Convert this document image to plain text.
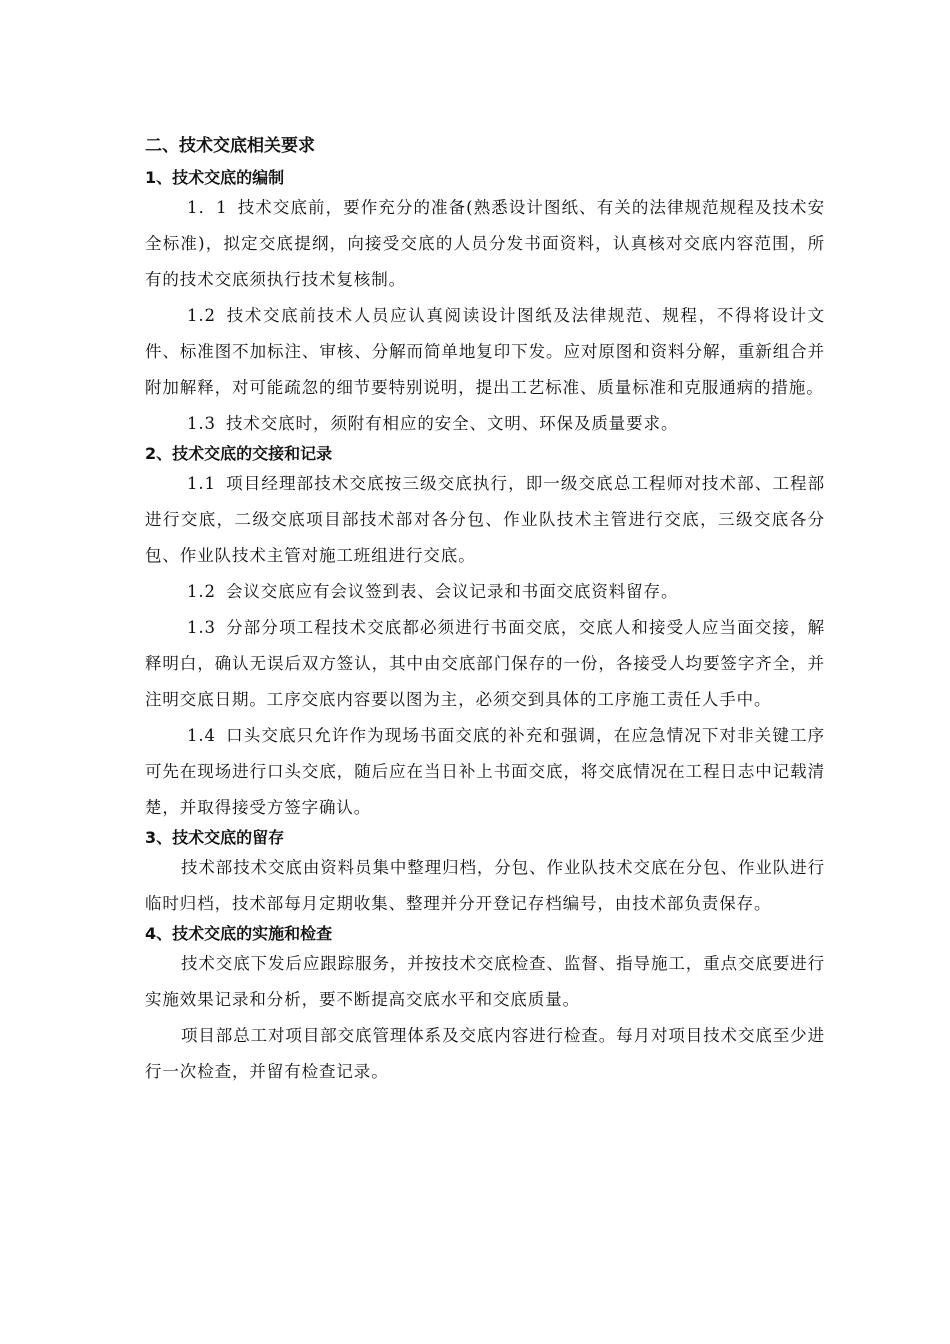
二、技术交底相关要求
1、技术交底的编制

1．1 技术交底前，要作充分的准备(熟悉设计图纸、有关的法律规范规程及技术安全标准)，拟定交底提纲，向接受交底的人员分发书面资料，认真核对交底内容范围，所有的技术交底须执行技术复核制。

1.2 技术交底前技术人员应认真阅读设计图纸及法律规范、规程，不得将设计文件、标准图不加标注、审核、分解而简单地复印下发。应对原图和资料分解，重新组合并附加解释，对可能疏忽的细节要特别说明，提出工艺标准、质量标准和克服通病的措施。

1.3 技术交底时，须附有相应的安全、文明、环保及质量要求。

2、技术交底的交接和记录

1.1 项目经理部技术交底按三级交底执行，即一级交底总工程师对技术部、工程部进行交底，二级交底项目部技术部对各分包、作业队技术主管进行交底，三级交底各分包、作业队技术主管对施工班组进行交底。

1.2 会议交底应有会议签到表、会议记录和书面交底资料留存。

1.3 分部分项工程技术交底都必须进行书面交底，交底人和接受人应当面交接，解释明白，确认无误后双方签认，其中由交底部门保存的一份，各接受人均要签字齐全，并注明交底日期。工序交底内容要以图为主，必须交到具体的工序施工责任人手中。

1.4 口头交底只允许作为现场书面交底的补充和强调，在应急情况下对非关键工序可先在现场进行口头交底，随后应在当日补上书面交底，将交底情况在工程日志中记载清楚，并取得接受方签字确认。

3、技术交底的留存

技术部技术交底由资料员集中整理归档，分包、作业队技术交底在分包、作业队进行临时归档，技术部每月定期收集、整理并分开登记存档编号，由技术部负责保存。

4、技术交底的实施和检查

技术交底下发后应跟踪服务，并按技术交底检查、监督、指导施工，重点交底要进行实施效果记录和分析，要不断提高交底水平和交底质量。

项目部总工对项目部交底管理体系及交底内容进行检查。每月对项目技术交底至少进行一次检查，并留有检查记录。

● ● ● ● ● ● ●

_WHAT IS REQUIRED:_ Leave out the pictures, and give all the records again exactly.

_OUTPUT OF THE EXERCISE:_
Convert this document image to plain text.
二、技术交底相关要求
1、技术交底的编制

1．1 技术交底前，要作充分的准备(熟悉设计图纸、有关的法律规范规程及技术安全标准)，拟定交底提纲，向接受交底的人员分发书面资料，认真核对交底内容范围，所有的技术交底须执行技术复核制。

1.2 技术交底前技术人员应认真阅读设计图纸及法律规范、规程，不得将设计文件、标准图不加标注、审核、分解而简单地复印下发。应对原图和资料分解，重新组合并附加解释，对可能疏忽的细节要特别说明，提出工艺标准、质量标准和克服通病的措施。

1.3 技术交底时，须附有相应的安全、文明、环保及质量要求。

2、技术交底的交接和记录

1.1 项目经理部技术交底按三级交底执行，即一级交底总工程师对技术部、工程部进行交底，二级交底项目部技术部对各分包、作业队技术主管进行交底，三级交底各分包、作业队技术主管对施工班组进行交底。

1.2 会议交底应有会议签到表、会议记录和书面交底资料留存。

1.3 分部分项工程技术交底都必须进行书面交底，交底人和接受人应当面交接，解释明白，确认无误后双方签认，其中由交底部门保存的一份，各接受人均要签字齐全，并注明交底日期。工序交底内容要以图为主，必须交到具体的工序施工责任人手中。

1.4 口头交底只允许作为现场书面交底的补充和强调，在应急情况下对非关键工序可先在现场进行口头交底，随后应在当日补上书面交底，将交底情况在工程日志中记载清楚，并取得接受方签字确认。

3、技术交底的留存

技术部技术交底由资料员集中整理归档，分包、作业队技术交底在分包、作业队进行临时归档，技术部每月定期收集、整理并分开登记存档编号，由技术部负责保存。

4、技术交底的实施和检查

技术交底下发后应跟踪服务，并按技术交底检查、监督、指导施工，重点交底要进行实施效果记录和分析，要不断提高交底水平和交底质量。

项目部总工对项目部交底管理体系及交底内容进行检查。每月对项目技术交底至少进行一次检查，并留有检查记录。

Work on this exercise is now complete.